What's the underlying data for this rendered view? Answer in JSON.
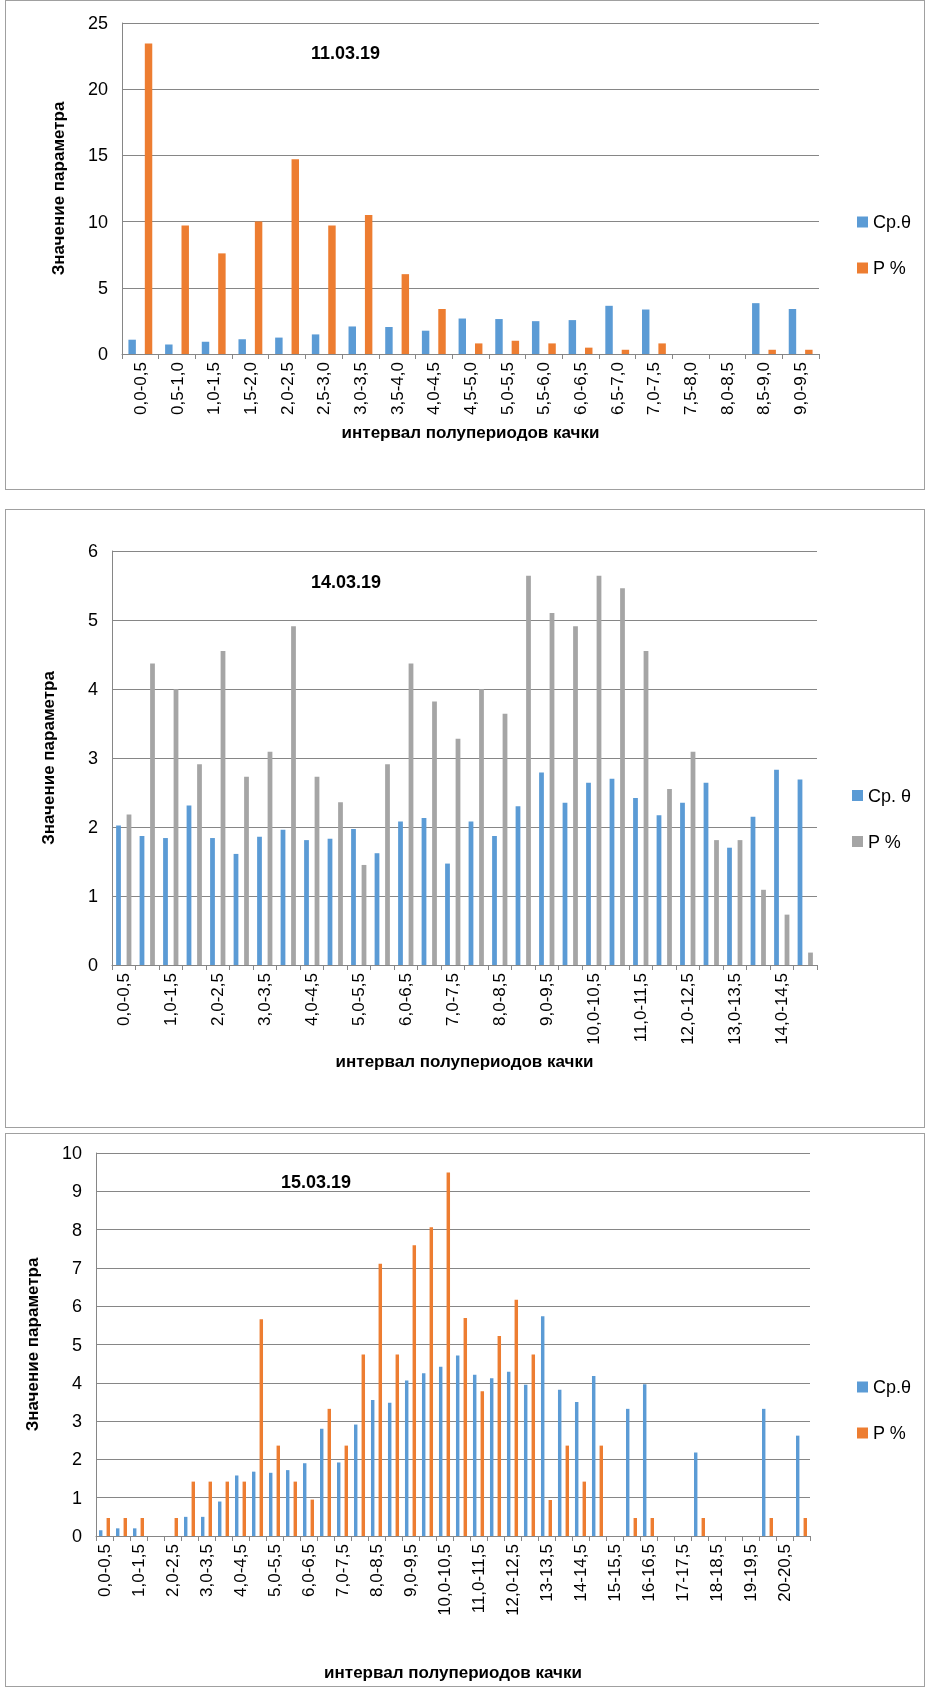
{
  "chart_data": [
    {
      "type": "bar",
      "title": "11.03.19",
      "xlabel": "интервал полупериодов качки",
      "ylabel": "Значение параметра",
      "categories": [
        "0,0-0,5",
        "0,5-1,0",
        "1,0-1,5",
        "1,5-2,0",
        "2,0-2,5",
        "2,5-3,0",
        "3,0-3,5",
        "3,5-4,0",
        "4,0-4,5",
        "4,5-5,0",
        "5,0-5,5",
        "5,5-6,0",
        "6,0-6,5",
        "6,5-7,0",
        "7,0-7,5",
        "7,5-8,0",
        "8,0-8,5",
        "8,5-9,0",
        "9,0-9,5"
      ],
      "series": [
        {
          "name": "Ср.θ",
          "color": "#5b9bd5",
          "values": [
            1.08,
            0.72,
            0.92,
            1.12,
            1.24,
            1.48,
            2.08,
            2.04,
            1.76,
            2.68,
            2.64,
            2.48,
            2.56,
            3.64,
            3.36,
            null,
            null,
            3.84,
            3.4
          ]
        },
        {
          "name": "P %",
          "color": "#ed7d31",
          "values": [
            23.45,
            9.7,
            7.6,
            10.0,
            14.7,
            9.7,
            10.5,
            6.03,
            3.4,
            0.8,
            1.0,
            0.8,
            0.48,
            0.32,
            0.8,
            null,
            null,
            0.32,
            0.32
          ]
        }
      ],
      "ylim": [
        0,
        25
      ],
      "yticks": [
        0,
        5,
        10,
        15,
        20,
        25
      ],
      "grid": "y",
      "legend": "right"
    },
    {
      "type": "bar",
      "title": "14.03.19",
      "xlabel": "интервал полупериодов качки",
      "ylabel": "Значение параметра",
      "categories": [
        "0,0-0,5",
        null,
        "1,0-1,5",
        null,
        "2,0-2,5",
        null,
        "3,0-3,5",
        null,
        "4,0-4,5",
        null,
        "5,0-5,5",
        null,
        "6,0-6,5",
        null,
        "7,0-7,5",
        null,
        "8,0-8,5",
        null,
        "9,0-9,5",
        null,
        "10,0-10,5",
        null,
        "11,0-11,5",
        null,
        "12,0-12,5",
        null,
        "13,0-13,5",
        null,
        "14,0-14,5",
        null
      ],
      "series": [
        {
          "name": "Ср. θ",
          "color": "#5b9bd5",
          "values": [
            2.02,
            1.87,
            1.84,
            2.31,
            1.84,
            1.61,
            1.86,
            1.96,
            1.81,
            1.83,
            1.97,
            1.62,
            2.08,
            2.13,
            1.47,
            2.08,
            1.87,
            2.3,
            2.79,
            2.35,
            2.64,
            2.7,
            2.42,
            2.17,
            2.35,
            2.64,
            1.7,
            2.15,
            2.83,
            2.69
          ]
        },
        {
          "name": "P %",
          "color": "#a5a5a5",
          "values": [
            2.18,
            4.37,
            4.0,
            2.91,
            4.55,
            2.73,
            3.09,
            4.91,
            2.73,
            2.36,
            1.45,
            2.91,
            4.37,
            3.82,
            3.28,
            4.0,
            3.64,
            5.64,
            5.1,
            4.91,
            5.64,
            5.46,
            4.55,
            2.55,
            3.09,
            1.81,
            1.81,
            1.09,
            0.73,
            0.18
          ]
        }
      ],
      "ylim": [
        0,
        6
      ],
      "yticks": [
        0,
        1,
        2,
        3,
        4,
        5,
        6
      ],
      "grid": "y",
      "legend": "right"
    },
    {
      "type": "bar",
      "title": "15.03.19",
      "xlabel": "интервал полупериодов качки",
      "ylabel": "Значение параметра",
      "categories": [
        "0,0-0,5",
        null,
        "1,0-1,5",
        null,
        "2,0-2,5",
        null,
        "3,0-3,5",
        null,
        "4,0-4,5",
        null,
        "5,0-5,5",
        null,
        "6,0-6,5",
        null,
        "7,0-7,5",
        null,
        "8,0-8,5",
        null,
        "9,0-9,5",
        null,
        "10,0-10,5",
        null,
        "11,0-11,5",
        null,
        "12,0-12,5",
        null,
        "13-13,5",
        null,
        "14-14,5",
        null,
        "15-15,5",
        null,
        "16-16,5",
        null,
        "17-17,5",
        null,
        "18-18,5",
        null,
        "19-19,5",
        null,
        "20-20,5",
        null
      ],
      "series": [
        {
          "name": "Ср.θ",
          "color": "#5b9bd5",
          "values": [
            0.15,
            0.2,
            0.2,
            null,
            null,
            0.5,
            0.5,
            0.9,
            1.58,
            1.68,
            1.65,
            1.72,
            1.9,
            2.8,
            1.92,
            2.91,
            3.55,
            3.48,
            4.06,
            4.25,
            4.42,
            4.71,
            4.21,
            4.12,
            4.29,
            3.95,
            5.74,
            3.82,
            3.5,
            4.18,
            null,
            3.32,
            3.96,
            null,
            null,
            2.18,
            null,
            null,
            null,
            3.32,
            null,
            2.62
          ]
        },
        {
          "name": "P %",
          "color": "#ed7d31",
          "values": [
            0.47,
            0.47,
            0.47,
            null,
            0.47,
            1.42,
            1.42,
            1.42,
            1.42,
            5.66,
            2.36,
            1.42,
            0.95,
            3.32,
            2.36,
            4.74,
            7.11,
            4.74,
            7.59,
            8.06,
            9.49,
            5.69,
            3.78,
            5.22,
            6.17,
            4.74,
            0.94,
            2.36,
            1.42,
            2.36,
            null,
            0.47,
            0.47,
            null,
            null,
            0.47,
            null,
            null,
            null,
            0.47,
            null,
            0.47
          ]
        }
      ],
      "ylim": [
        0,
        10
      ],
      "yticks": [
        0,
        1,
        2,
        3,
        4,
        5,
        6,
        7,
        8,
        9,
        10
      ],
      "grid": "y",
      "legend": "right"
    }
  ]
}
--*--
Go through the listing above and quote it exactly, apart from its images.

> [Answer in full]
What's the underlying data for this rendered view? Answer in JSON.
{
  "chart_data": [
    {
      "type": "bar",
      "title": "11.03.19",
      "xlabel": "интервал полупериодов качки",
      "ylabel": "Значение параметра",
      "categories": [
        "0,0-0,5",
        "0,5-1,0",
        "1,0-1,5",
        "1,5-2,0",
        "2,0-2,5",
        "2,5-3,0",
        "3,0-3,5",
        "3,5-4,0",
        "4,0-4,5",
        "4,5-5,0",
        "5,0-5,5",
        "5,5-6,0",
        "6,0-6,5",
        "6,5-7,0",
        "7,0-7,5",
        "7,5-8,0",
        "8,0-8,5",
        "8,5-9,0",
        "9,0-9,5"
      ],
      "series": [
        {
          "name": "Ср.θ",
          "color": "#5b9bd5",
          "values": [
            1.08,
            0.72,
            0.92,
            1.12,
            1.24,
            1.48,
            2.08,
            2.04,
            1.76,
            2.68,
            2.64,
            2.48,
            2.56,
            3.64,
            3.36,
            null,
            null,
            3.84,
            3.4
          ]
        },
        {
          "name": "P %",
          "color": "#ed7d31",
          "values": [
            23.45,
            9.7,
            7.6,
            10.0,
            14.7,
            9.7,
            10.5,
            6.03,
            3.4,
            0.8,
            1.0,
            0.8,
            0.48,
            0.32,
            0.8,
            null,
            null,
            0.32,
            0.32
          ]
        }
      ],
      "ylim": [
        0,
        25
      ],
      "yticks": [
        0,
        5,
        10,
        15,
        20,
        25
      ],
      "grid": "y",
      "legend": "right"
    },
    {
      "type": "bar",
      "title": "14.03.19",
      "xlabel": "интервал полупериодов качки",
      "ylabel": "Значение параметра",
      "categories": [
        "0,0-0,5",
        null,
        "1,0-1,5",
        null,
        "2,0-2,5",
        null,
        "3,0-3,5",
        null,
        "4,0-4,5",
        null,
        "5,0-5,5",
        null,
        "6,0-6,5",
        null,
        "7,0-7,5",
        null,
        "8,0-8,5",
        null,
        "9,0-9,5",
        null,
        "10,0-10,5",
        null,
        "11,0-11,5",
        null,
        "12,0-12,5",
        null,
        "13,0-13,5",
        null,
        "14,0-14,5",
        null
      ],
      "series": [
        {
          "name": "Ср. θ",
          "color": "#5b9bd5",
          "values": [
            2.02,
            1.87,
            1.84,
            2.31,
            1.84,
            1.61,
            1.86,
            1.96,
            1.81,
            1.83,
            1.97,
            1.62,
            2.08,
            2.13,
            1.47,
            2.08,
            1.87,
            2.3,
            2.79,
            2.35,
            2.64,
            2.7,
            2.42,
            2.17,
            2.35,
            2.64,
            1.7,
            2.15,
            2.83,
            2.69
          ]
        },
        {
          "name": "P %",
          "color": "#a5a5a5",
          "values": [
            2.18,
            4.37,
            4.0,
            2.91,
            4.55,
            2.73,
            3.09,
            4.91,
            2.73,
            2.36,
            1.45,
            2.91,
            4.37,
            3.82,
            3.28,
            4.0,
            3.64,
            5.64,
            5.1,
            4.91,
            5.64,
            5.46,
            4.55,
            2.55,
            3.09,
            1.81,
            1.81,
            1.09,
            0.73,
            0.18
          ]
        }
      ],
      "ylim": [
        0,
        6
      ],
      "yticks": [
        0,
        1,
        2,
        3,
        4,
        5,
        6
      ],
      "grid": "y",
      "legend": "right"
    },
    {
      "type": "bar",
      "title": "15.03.19",
      "xlabel": "интервал полупериодов качки",
      "ylabel": "Значение параметра",
      "categories": [
        "0,0-0,5",
        null,
        "1,0-1,5",
        null,
        "2,0-2,5",
        null,
        "3,0-3,5",
        null,
        "4,0-4,5",
        null,
        "5,0-5,5",
        null,
        "6,0-6,5",
        null,
        "7,0-7,5",
        null,
        "8,0-8,5",
        null,
        "9,0-9,5",
        null,
        "10,0-10,5",
        null,
        "11,0-11,5",
        null,
        "12,0-12,5",
        null,
        "13-13,5",
        null,
        "14-14,5",
        null,
        "15-15,5",
        null,
        "16-16,5",
        null,
        "17-17,5",
        null,
        "18-18,5",
        null,
        "19-19,5",
        null,
        "20-20,5",
        null
      ],
      "series": [
        {
          "name": "Ср.θ",
          "color": "#5b9bd5",
          "values": [
            0.15,
            0.2,
            0.2,
            null,
            null,
            0.5,
            0.5,
            0.9,
            1.58,
            1.68,
            1.65,
            1.72,
            1.9,
            2.8,
            1.92,
            2.91,
            3.55,
            3.48,
            4.06,
            4.25,
            4.42,
            4.71,
            4.21,
            4.12,
            4.29,
            3.95,
            5.74,
            3.82,
            3.5,
            4.18,
            null,
            3.32,
            3.96,
            null,
            null,
            2.18,
            null,
            null,
            null,
            3.32,
            null,
            2.62
          ]
        },
        {
          "name": "P %",
          "color": "#ed7d31",
          "values": [
            0.47,
            0.47,
            0.47,
            null,
            0.47,
            1.42,
            1.42,
            1.42,
            1.42,
            5.66,
            2.36,
            1.42,
            0.95,
            3.32,
            2.36,
            4.74,
            7.11,
            4.74,
            7.59,
            8.06,
            9.49,
            5.69,
            3.78,
            5.22,
            6.17,
            4.74,
            0.94,
            2.36,
            1.42,
            2.36,
            null,
            0.47,
            0.47,
            null,
            null,
            0.47,
            null,
            null,
            null,
            0.47,
            null,
            0.47
          ]
        }
      ],
      "ylim": [
        0,
        10
      ],
      "yticks": [
        0,
        1,
        2,
        3,
        4,
        5,
        6,
        7,
        8,
        9,
        10
      ],
      "grid": "y",
      "legend": "right"
    }
  ]
}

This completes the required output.